- **AIM**:
Pictures stay out; everything else in the records below is copied exactly.

******

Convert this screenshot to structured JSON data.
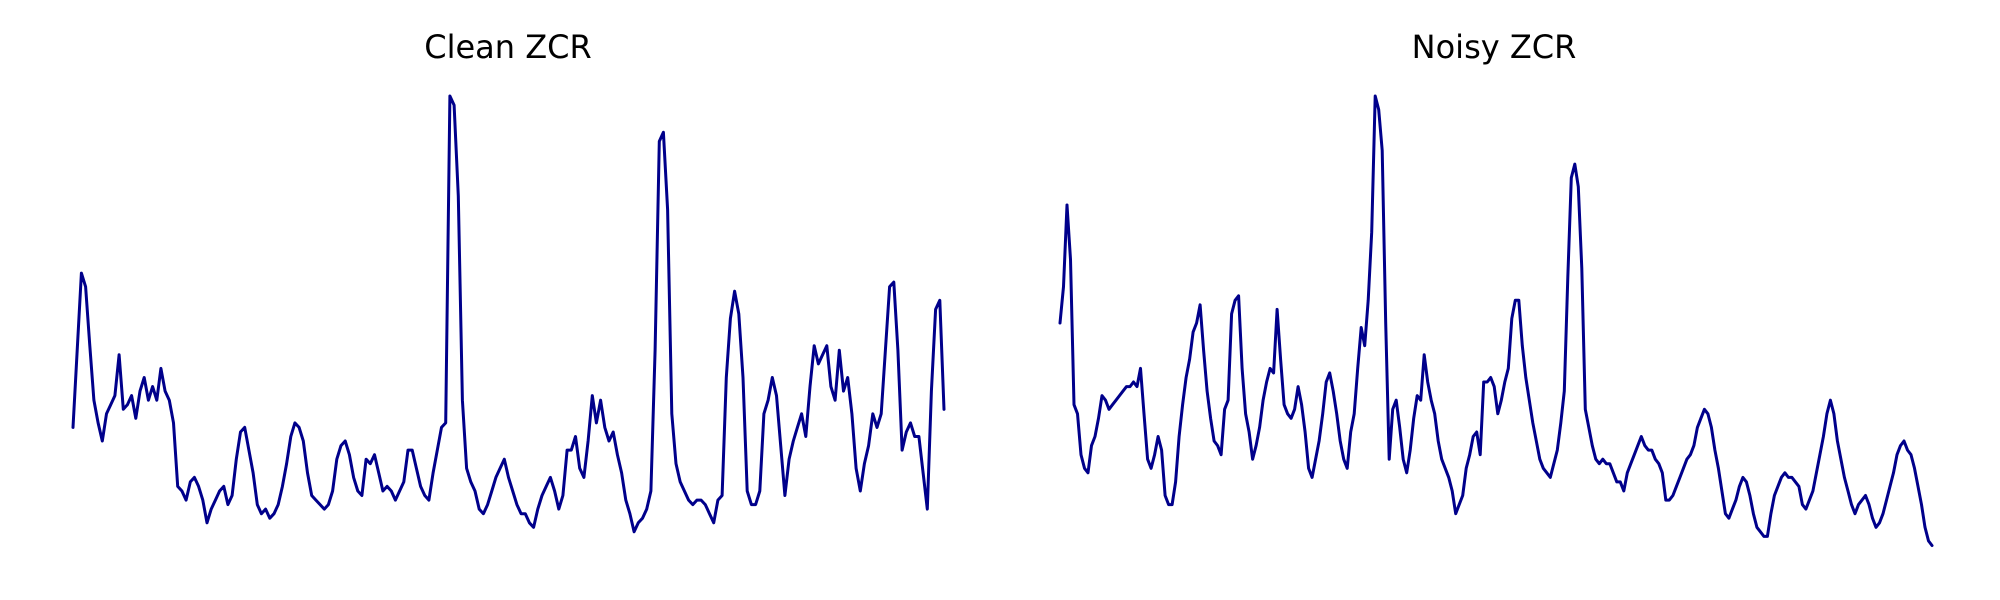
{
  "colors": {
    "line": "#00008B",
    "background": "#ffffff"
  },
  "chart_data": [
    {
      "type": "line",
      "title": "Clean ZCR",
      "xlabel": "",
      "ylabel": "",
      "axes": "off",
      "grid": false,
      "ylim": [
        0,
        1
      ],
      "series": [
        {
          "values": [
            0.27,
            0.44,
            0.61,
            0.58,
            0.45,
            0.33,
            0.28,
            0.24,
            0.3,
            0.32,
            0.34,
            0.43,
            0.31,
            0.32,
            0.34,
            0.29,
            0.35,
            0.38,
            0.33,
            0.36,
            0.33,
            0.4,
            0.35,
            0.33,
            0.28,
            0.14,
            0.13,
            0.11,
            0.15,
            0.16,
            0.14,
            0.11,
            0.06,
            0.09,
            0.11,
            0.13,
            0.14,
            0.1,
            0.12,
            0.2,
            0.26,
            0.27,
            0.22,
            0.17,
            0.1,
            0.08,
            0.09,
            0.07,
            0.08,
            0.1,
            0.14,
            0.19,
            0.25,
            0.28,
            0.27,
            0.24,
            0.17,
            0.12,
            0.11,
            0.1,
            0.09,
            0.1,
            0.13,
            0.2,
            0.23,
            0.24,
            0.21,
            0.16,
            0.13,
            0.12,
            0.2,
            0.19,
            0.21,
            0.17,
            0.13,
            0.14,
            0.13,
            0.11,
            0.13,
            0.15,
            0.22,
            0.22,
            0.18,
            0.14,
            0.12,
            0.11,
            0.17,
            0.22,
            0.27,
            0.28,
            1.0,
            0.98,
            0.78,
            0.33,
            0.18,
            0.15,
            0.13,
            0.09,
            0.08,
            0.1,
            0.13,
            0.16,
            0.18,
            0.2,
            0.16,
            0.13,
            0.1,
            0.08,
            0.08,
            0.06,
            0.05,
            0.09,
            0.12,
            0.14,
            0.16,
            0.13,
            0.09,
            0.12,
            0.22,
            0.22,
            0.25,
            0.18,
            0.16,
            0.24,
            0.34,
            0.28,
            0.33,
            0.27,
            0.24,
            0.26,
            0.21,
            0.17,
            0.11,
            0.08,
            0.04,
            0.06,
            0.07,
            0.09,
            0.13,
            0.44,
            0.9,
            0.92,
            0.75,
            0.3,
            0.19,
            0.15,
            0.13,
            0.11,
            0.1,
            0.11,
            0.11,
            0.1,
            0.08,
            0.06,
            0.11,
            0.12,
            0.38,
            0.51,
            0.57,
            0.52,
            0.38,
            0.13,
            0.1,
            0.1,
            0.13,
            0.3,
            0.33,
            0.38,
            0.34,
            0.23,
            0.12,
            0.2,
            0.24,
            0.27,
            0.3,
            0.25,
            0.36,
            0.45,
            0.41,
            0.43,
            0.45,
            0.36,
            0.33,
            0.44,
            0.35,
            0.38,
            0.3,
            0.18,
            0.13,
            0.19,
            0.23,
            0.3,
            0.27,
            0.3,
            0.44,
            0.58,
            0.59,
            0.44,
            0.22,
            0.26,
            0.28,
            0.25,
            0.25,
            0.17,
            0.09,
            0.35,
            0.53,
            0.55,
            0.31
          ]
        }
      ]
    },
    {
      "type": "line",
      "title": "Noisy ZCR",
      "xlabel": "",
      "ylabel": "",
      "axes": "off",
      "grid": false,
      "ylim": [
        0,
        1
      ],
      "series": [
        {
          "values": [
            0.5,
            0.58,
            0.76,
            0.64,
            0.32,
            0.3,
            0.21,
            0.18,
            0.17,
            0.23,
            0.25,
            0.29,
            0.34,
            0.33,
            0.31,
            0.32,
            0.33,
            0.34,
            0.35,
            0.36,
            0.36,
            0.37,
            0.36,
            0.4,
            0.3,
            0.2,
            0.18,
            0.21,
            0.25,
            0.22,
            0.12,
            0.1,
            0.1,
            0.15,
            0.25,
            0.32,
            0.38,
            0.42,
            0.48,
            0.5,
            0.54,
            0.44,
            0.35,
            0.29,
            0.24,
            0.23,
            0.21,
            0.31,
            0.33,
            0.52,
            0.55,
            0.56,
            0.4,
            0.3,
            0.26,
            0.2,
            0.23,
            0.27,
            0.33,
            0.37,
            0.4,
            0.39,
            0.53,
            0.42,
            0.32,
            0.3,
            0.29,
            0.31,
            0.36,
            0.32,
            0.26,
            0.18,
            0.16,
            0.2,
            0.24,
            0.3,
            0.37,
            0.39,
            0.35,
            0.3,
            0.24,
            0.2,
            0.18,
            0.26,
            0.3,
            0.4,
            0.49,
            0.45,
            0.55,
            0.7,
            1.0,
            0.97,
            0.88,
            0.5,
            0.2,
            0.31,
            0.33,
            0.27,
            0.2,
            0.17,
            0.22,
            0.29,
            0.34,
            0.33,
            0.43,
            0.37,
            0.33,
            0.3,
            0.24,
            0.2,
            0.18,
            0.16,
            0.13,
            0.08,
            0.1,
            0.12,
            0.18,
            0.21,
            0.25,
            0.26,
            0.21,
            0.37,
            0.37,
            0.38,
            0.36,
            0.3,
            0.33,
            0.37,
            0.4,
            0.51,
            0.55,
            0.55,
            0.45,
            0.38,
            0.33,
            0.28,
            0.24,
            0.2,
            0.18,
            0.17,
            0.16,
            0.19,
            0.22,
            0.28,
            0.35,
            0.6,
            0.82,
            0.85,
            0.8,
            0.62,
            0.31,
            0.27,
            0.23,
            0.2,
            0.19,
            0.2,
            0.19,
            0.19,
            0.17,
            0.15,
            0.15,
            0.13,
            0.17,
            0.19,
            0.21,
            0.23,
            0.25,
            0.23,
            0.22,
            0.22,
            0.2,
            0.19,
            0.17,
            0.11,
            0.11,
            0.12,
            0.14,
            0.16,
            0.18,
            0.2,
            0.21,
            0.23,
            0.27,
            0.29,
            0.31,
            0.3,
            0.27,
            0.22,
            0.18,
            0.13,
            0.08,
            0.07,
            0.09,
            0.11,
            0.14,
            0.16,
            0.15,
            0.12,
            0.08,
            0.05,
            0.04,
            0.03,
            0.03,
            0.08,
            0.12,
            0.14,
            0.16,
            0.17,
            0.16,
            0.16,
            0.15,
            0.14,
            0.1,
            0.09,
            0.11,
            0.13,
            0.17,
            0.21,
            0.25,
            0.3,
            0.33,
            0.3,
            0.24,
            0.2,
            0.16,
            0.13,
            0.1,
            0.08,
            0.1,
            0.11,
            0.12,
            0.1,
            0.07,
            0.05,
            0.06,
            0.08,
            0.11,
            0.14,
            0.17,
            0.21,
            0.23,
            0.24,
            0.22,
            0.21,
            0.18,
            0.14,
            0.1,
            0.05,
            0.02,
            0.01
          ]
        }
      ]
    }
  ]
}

******

- **THE REPLY**:
Convert this screenshot to structured JSON data.
{
  "colors": {
    "line": "#00008B",
    "background": "#ffffff"
  },
  "chart_data": [
    {
      "type": "line",
      "title": "Clean ZCR",
      "xlabel": "",
      "ylabel": "",
      "axes": "off",
      "grid": false,
      "ylim": [
        0,
        1
      ],
      "series": [
        {
          "values": [
            0.27,
            0.44,
            0.61,
            0.58,
            0.45,
            0.33,
            0.28,
            0.24,
            0.3,
            0.32,
            0.34,
            0.43,
            0.31,
            0.32,
            0.34,
            0.29,
            0.35,
            0.38,
            0.33,
            0.36,
            0.33,
            0.4,
            0.35,
            0.33,
            0.28,
            0.14,
            0.13,
            0.11,
            0.15,
            0.16,
            0.14,
            0.11,
            0.06,
            0.09,
            0.11,
            0.13,
            0.14,
            0.1,
            0.12,
            0.2,
            0.26,
            0.27,
            0.22,
            0.17,
            0.1,
            0.08,
            0.09,
            0.07,
            0.08,
            0.1,
            0.14,
            0.19,
            0.25,
            0.28,
            0.27,
            0.24,
            0.17,
            0.12,
            0.11,
            0.1,
            0.09,
            0.1,
            0.13,
            0.2,
            0.23,
            0.24,
            0.21,
            0.16,
            0.13,
            0.12,
            0.2,
            0.19,
            0.21,
            0.17,
            0.13,
            0.14,
            0.13,
            0.11,
            0.13,
            0.15,
            0.22,
            0.22,
            0.18,
            0.14,
            0.12,
            0.11,
            0.17,
            0.22,
            0.27,
            0.28,
            1.0,
            0.98,
            0.78,
            0.33,
            0.18,
            0.15,
            0.13,
            0.09,
            0.08,
            0.1,
            0.13,
            0.16,
            0.18,
            0.2,
            0.16,
            0.13,
            0.1,
            0.08,
            0.08,
            0.06,
            0.05,
            0.09,
            0.12,
            0.14,
            0.16,
            0.13,
            0.09,
            0.12,
            0.22,
            0.22,
            0.25,
            0.18,
            0.16,
            0.24,
            0.34,
            0.28,
            0.33,
            0.27,
            0.24,
            0.26,
            0.21,
            0.17,
            0.11,
            0.08,
            0.04,
            0.06,
            0.07,
            0.09,
            0.13,
            0.44,
            0.9,
            0.92,
            0.75,
            0.3,
            0.19,
            0.15,
            0.13,
            0.11,
            0.1,
            0.11,
            0.11,
            0.1,
            0.08,
            0.06,
            0.11,
            0.12,
            0.38,
            0.51,
            0.57,
            0.52,
            0.38,
            0.13,
            0.1,
            0.1,
            0.13,
            0.3,
            0.33,
            0.38,
            0.34,
            0.23,
            0.12,
            0.2,
            0.24,
            0.27,
            0.3,
            0.25,
            0.36,
            0.45,
            0.41,
            0.43,
            0.45,
            0.36,
            0.33,
            0.44,
            0.35,
            0.38,
            0.3,
            0.18,
            0.13,
            0.19,
            0.23,
            0.3,
            0.27,
            0.3,
            0.44,
            0.58,
            0.59,
            0.44,
            0.22,
            0.26,
            0.28,
            0.25,
            0.25,
            0.17,
            0.09,
            0.35,
            0.53,
            0.55,
            0.31
          ]
        }
      ]
    },
    {
      "type": "line",
      "title": "Noisy ZCR",
      "xlabel": "",
      "ylabel": "",
      "axes": "off",
      "grid": false,
      "ylim": [
        0,
        1
      ],
      "series": [
        {
          "values": [
            0.5,
            0.58,
            0.76,
            0.64,
            0.32,
            0.3,
            0.21,
            0.18,
            0.17,
            0.23,
            0.25,
            0.29,
            0.34,
            0.33,
            0.31,
            0.32,
            0.33,
            0.34,
            0.35,
            0.36,
            0.36,
            0.37,
            0.36,
            0.4,
            0.3,
            0.2,
            0.18,
            0.21,
            0.25,
            0.22,
            0.12,
            0.1,
            0.1,
            0.15,
            0.25,
            0.32,
            0.38,
            0.42,
            0.48,
            0.5,
            0.54,
            0.44,
            0.35,
            0.29,
            0.24,
            0.23,
            0.21,
            0.31,
            0.33,
            0.52,
            0.55,
            0.56,
            0.4,
            0.3,
            0.26,
            0.2,
            0.23,
            0.27,
            0.33,
            0.37,
            0.4,
            0.39,
            0.53,
            0.42,
            0.32,
            0.3,
            0.29,
            0.31,
            0.36,
            0.32,
            0.26,
            0.18,
            0.16,
            0.2,
            0.24,
            0.3,
            0.37,
            0.39,
            0.35,
            0.3,
            0.24,
            0.2,
            0.18,
            0.26,
            0.3,
            0.4,
            0.49,
            0.45,
            0.55,
            0.7,
            1.0,
            0.97,
            0.88,
            0.5,
            0.2,
            0.31,
            0.33,
            0.27,
            0.2,
            0.17,
            0.22,
            0.29,
            0.34,
            0.33,
            0.43,
            0.37,
            0.33,
            0.3,
            0.24,
            0.2,
            0.18,
            0.16,
            0.13,
            0.08,
            0.1,
            0.12,
            0.18,
            0.21,
            0.25,
            0.26,
            0.21,
            0.37,
            0.37,
            0.38,
            0.36,
            0.3,
            0.33,
            0.37,
            0.4,
            0.51,
            0.55,
            0.55,
            0.45,
            0.38,
            0.33,
            0.28,
            0.24,
            0.2,
            0.18,
            0.17,
            0.16,
            0.19,
            0.22,
            0.28,
            0.35,
            0.6,
            0.82,
            0.85,
            0.8,
            0.62,
            0.31,
            0.27,
            0.23,
            0.2,
            0.19,
            0.2,
            0.19,
            0.19,
            0.17,
            0.15,
            0.15,
            0.13,
            0.17,
            0.19,
            0.21,
            0.23,
            0.25,
            0.23,
            0.22,
            0.22,
            0.2,
            0.19,
            0.17,
            0.11,
            0.11,
            0.12,
            0.14,
            0.16,
            0.18,
            0.2,
            0.21,
            0.23,
            0.27,
            0.29,
            0.31,
            0.3,
            0.27,
            0.22,
            0.18,
            0.13,
            0.08,
            0.07,
            0.09,
            0.11,
            0.14,
            0.16,
            0.15,
            0.12,
            0.08,
            0.05,
            0.04,
            0.03,
            0.03,
            0.08,
            0.12,
            0.14,
            0.16,
            0.17,
            0.16,
            0.16,
            0.15,
            0.14,
            0.1,
            0.09,
            0.11,
            0.13,
            0.17,
            0.21,
            0.25,
            0.3,
            0.33,
            0.3,
            0.24,
            0.2,
            0.16,
            0.13,
            0.1,
            0.08,
            0.1,
            0.11,
            0.12,
            0.1,
            0.07,
            0.05,
            0.06,
            0.08,
            0.11,
            0.14,
            0.17,
            0.21,
            0.23,
            0.24,
            0.22,
            0.21,
            0.18,
            0.14,
            0.1,
            0.05,
            0.02,
            0.01
          ]
        }
      ]
    }
  ]
}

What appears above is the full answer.